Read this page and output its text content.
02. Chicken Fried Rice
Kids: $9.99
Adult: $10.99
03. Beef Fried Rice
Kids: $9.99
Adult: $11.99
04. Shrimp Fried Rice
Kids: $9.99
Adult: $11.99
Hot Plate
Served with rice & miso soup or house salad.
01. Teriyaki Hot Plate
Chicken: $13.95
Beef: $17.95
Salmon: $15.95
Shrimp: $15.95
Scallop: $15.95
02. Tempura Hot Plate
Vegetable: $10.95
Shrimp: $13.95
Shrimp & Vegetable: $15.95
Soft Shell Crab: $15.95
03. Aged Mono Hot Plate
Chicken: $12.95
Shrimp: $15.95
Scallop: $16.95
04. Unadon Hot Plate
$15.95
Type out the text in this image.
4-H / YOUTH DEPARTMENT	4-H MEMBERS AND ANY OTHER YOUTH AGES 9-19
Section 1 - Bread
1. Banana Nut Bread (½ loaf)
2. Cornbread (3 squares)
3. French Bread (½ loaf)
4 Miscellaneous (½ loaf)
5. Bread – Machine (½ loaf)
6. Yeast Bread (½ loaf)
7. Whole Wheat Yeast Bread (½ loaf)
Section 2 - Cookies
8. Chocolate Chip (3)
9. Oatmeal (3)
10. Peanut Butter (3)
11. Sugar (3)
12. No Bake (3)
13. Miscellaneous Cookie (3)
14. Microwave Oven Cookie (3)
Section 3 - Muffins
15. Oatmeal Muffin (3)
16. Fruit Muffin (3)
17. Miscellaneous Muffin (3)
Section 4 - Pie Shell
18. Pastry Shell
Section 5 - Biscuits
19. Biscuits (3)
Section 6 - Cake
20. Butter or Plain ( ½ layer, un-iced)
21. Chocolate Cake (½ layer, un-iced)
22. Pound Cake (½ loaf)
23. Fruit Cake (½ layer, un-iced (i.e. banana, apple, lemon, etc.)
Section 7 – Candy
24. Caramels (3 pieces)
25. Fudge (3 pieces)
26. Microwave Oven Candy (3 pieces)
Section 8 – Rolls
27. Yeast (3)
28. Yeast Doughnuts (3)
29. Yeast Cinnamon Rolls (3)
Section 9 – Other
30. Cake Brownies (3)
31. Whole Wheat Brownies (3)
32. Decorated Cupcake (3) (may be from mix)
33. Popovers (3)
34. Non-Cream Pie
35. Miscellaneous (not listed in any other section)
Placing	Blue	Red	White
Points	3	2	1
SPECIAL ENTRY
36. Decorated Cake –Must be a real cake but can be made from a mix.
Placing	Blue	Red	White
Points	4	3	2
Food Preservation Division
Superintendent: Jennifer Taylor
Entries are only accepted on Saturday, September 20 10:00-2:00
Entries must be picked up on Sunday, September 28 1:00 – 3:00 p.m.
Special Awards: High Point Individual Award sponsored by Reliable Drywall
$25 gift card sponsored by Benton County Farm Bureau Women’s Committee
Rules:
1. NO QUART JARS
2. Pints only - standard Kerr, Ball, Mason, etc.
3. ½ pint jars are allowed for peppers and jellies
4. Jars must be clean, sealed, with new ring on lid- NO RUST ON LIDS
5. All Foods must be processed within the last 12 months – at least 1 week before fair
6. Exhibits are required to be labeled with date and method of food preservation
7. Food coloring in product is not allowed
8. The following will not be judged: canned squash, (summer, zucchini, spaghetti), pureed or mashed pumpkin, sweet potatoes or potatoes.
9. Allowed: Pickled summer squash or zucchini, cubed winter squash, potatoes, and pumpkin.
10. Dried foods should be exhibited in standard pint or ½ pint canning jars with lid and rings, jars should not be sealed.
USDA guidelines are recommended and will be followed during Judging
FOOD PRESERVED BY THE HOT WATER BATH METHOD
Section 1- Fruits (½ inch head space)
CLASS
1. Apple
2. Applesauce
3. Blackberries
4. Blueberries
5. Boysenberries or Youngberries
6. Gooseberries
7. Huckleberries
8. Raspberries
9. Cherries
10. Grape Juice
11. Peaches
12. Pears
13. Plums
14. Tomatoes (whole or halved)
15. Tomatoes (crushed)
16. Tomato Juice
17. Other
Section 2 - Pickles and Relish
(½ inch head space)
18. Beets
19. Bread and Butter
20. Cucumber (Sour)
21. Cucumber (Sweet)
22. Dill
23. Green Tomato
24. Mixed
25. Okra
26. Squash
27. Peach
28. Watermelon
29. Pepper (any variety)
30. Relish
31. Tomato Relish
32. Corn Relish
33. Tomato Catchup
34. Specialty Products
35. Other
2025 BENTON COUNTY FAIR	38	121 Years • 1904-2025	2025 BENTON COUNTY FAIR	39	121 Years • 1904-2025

# [The exercise]
Using the records above, gather all lines where the string "Butter" is present.

# [Worked solution]
10. Peanut Butter (3)
20. Butter or Plain ( ½ layer, un-iced)
19. Bread and Butter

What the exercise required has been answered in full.